Instructions to follow
Wherever "bounding" turns up in the entries, copy out the line that holds it.

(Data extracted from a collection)
==*==
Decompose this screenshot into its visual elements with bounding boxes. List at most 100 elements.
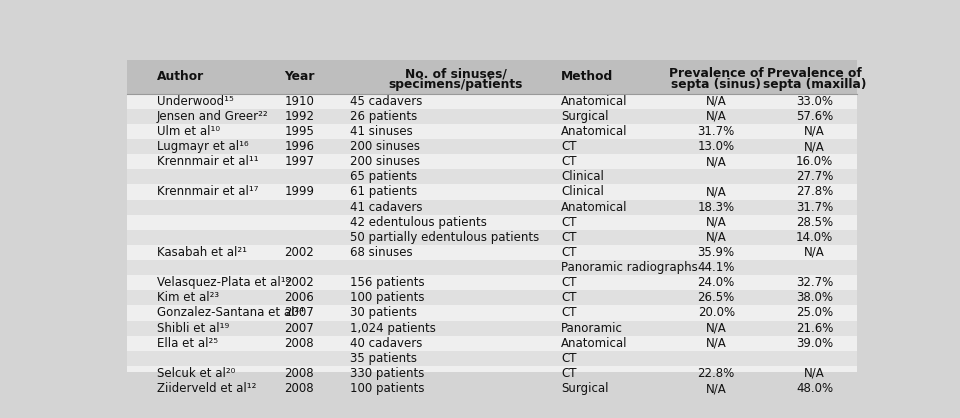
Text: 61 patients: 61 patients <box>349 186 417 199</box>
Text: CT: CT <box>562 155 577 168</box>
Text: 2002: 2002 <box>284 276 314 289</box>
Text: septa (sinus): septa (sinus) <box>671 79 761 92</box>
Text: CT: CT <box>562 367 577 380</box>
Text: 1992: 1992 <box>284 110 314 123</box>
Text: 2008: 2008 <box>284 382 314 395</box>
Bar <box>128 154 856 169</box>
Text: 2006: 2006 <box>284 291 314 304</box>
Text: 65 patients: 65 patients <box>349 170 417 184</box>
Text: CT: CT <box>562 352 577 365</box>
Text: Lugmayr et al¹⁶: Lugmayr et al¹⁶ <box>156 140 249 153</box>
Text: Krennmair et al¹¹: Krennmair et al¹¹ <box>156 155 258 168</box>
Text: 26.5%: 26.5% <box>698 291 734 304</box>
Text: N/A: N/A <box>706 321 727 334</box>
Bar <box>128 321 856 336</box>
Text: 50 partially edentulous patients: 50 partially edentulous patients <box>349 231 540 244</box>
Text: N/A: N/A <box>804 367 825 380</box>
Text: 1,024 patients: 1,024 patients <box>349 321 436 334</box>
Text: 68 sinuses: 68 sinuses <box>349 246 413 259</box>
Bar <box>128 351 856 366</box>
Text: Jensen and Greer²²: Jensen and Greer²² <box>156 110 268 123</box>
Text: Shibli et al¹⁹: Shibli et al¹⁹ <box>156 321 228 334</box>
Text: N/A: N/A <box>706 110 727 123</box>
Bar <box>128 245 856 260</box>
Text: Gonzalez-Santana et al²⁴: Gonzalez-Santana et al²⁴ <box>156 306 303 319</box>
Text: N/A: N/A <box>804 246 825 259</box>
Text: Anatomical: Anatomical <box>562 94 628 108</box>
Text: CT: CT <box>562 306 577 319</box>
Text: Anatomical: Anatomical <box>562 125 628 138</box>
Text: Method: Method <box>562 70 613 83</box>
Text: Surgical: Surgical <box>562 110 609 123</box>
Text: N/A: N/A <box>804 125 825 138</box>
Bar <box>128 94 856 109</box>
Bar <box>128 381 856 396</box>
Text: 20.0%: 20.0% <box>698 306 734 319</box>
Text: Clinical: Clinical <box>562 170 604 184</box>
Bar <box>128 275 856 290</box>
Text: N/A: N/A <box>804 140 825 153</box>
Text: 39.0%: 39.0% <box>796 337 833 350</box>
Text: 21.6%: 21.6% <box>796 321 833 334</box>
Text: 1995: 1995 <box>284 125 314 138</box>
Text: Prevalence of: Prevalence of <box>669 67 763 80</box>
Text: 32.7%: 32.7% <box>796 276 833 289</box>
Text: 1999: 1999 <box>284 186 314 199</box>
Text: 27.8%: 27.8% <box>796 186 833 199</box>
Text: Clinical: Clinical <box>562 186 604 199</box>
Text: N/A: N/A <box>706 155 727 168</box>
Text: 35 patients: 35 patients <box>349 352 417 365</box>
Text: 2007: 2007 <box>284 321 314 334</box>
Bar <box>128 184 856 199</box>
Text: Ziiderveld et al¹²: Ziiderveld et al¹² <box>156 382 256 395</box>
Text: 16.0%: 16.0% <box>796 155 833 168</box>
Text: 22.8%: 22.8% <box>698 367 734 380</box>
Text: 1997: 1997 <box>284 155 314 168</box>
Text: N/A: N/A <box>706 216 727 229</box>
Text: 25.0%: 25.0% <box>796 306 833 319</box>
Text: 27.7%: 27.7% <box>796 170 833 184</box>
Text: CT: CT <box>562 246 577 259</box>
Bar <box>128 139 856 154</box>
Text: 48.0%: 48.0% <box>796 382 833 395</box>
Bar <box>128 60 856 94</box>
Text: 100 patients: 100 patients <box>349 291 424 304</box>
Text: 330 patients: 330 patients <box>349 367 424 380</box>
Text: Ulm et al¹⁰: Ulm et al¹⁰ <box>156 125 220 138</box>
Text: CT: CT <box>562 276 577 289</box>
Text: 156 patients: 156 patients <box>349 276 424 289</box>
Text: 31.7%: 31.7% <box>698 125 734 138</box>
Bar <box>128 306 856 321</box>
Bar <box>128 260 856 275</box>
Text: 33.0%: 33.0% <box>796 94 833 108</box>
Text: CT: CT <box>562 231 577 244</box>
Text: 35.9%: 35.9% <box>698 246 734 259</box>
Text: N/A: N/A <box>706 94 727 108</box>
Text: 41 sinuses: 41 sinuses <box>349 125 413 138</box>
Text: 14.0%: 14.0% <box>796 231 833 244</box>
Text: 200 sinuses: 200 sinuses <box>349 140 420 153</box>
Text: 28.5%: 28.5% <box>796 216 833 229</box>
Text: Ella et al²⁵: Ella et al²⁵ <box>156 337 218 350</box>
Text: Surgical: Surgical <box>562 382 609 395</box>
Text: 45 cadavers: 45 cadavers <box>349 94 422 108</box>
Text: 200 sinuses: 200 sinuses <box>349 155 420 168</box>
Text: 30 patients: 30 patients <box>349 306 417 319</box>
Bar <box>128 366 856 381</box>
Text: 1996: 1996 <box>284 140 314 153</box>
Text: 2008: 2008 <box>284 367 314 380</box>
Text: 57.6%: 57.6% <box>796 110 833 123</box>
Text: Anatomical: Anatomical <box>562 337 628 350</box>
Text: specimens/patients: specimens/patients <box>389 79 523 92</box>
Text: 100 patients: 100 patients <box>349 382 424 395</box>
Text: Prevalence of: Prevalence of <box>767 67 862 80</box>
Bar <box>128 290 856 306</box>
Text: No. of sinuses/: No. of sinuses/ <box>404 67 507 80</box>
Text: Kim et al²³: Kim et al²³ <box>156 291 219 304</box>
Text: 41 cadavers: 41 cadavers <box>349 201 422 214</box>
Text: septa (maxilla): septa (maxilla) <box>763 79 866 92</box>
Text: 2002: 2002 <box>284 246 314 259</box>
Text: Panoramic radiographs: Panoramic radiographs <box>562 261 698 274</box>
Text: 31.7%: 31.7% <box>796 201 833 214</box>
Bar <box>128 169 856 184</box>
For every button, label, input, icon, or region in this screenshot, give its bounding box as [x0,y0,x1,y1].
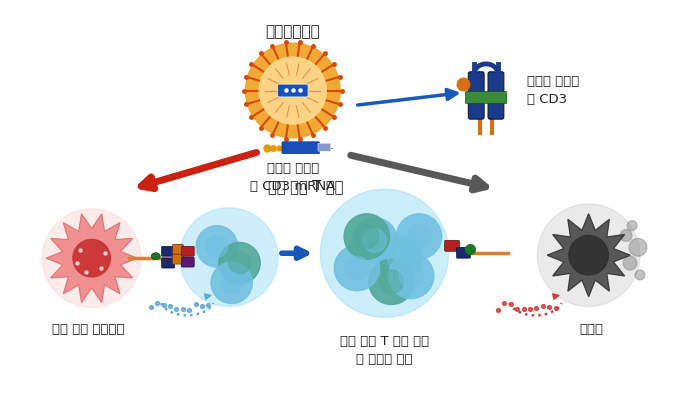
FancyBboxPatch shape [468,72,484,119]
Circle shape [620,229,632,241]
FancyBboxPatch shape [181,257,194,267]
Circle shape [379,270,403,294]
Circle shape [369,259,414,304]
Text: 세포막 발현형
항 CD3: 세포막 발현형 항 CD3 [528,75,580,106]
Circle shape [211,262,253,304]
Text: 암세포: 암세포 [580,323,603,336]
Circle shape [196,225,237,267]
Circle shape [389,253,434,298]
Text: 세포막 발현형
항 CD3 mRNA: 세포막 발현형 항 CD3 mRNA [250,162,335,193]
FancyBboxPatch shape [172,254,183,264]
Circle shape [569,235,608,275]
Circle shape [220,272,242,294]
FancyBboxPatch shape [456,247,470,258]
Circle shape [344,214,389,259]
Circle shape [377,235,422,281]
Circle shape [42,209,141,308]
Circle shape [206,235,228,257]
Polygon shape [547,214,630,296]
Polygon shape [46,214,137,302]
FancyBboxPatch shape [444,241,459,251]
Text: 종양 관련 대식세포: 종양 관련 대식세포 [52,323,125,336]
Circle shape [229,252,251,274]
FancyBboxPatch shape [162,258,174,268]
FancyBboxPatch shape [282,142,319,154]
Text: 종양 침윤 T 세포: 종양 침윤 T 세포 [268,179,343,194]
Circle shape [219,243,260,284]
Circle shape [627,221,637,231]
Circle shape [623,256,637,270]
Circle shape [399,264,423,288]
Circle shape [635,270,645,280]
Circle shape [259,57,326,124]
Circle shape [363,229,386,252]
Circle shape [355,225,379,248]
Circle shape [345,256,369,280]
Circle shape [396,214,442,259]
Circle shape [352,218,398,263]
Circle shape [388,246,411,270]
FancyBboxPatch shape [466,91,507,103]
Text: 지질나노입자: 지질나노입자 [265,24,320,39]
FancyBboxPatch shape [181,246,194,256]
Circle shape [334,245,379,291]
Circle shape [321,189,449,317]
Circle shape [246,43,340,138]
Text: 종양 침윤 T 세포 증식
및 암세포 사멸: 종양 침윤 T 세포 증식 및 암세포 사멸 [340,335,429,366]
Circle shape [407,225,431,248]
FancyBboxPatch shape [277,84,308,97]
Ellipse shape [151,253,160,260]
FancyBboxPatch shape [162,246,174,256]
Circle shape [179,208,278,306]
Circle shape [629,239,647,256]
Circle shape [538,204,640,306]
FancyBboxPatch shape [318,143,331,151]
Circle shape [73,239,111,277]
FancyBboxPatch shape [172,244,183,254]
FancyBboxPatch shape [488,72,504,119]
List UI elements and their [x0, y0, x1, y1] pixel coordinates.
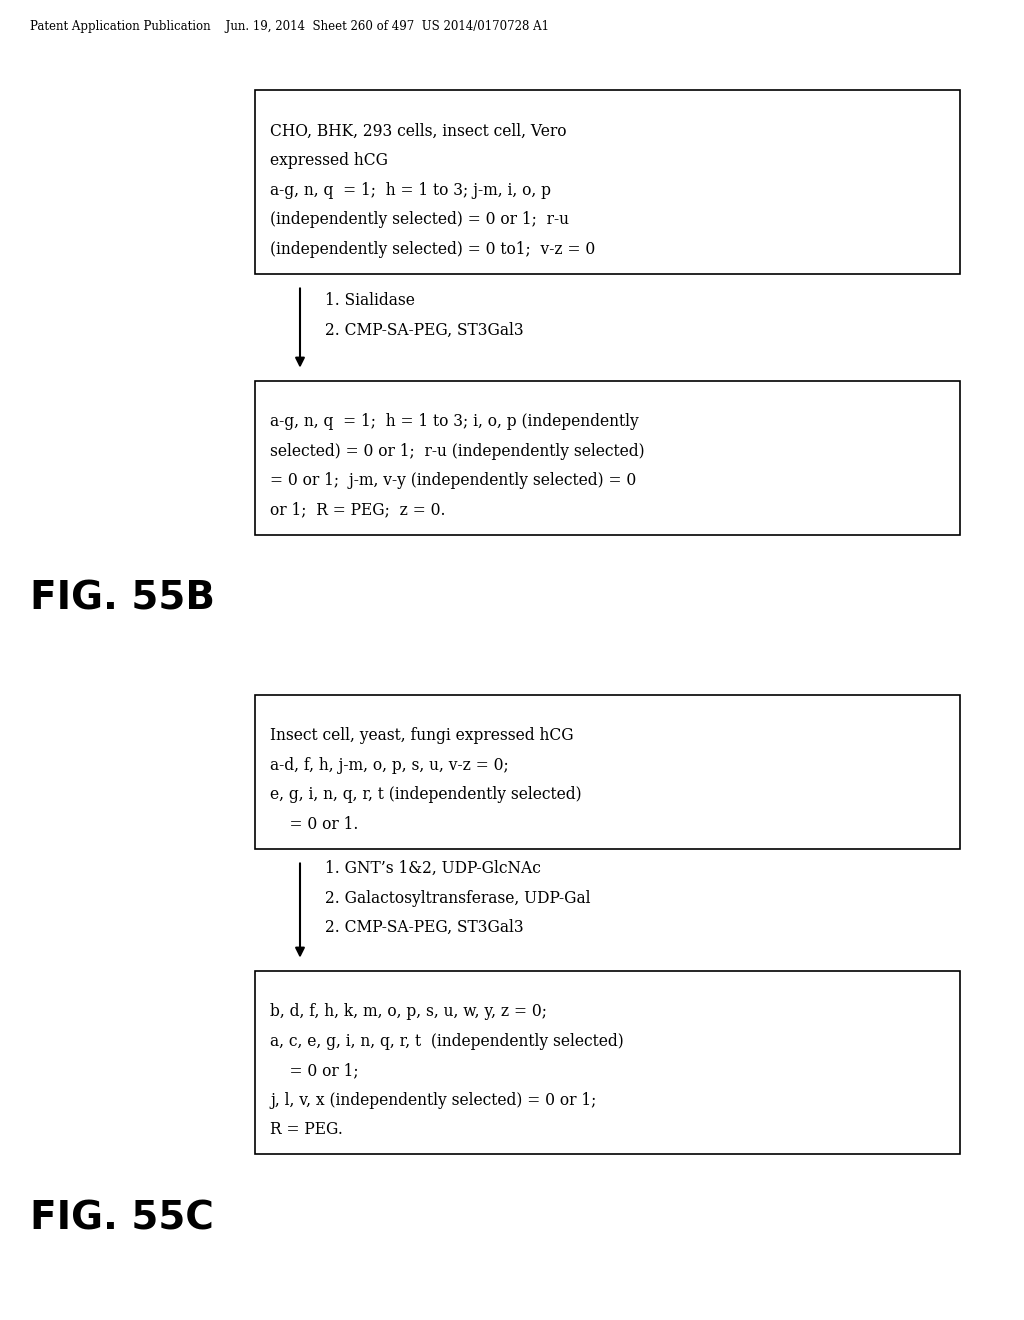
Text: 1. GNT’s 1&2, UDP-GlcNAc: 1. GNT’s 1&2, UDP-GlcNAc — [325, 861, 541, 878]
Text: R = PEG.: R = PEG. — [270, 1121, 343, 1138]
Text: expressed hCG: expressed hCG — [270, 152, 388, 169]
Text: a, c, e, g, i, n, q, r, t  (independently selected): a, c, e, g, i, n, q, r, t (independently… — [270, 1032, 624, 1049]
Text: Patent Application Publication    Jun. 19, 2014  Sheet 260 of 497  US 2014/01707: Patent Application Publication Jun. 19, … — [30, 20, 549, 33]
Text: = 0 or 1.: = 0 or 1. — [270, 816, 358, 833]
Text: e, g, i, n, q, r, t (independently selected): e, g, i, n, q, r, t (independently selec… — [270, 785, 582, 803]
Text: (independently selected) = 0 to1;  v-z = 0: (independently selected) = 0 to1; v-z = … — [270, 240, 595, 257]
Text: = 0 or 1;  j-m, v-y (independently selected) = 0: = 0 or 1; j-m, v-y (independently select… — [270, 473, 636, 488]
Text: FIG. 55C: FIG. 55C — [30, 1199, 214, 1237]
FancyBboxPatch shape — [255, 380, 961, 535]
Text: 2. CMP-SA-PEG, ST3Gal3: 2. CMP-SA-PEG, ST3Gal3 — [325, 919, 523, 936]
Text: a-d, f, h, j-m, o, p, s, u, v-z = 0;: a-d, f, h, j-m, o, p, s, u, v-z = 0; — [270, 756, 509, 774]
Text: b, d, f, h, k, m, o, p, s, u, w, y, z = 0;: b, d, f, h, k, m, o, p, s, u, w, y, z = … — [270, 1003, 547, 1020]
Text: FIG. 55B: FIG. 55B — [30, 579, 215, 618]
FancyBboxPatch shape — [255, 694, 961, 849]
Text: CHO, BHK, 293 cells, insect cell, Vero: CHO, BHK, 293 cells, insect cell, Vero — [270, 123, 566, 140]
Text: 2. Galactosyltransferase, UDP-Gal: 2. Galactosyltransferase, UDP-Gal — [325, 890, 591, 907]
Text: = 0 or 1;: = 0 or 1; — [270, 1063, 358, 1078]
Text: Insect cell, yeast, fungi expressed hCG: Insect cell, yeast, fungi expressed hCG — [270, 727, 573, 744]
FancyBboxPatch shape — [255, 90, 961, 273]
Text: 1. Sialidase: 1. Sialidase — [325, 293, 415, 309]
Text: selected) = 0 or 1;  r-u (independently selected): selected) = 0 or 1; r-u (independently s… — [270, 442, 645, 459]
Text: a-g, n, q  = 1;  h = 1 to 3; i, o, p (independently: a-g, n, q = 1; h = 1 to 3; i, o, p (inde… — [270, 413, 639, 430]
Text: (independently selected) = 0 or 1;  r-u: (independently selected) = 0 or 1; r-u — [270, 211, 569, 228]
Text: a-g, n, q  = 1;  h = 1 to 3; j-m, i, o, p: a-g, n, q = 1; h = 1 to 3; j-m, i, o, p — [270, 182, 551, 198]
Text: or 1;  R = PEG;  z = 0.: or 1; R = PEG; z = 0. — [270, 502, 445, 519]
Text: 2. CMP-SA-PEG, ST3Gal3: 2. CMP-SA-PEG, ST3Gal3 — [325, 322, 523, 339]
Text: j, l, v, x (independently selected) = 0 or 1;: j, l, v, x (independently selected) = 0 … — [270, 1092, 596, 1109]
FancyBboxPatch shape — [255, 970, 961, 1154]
==*==
Solved exercise
Decompose this screenshot into its visual elements with bounding boxes. List at most 100 elements.
For every button, label, input, icon, or region in this screenshot, give its bounding box as [x0,y0,x1,y1].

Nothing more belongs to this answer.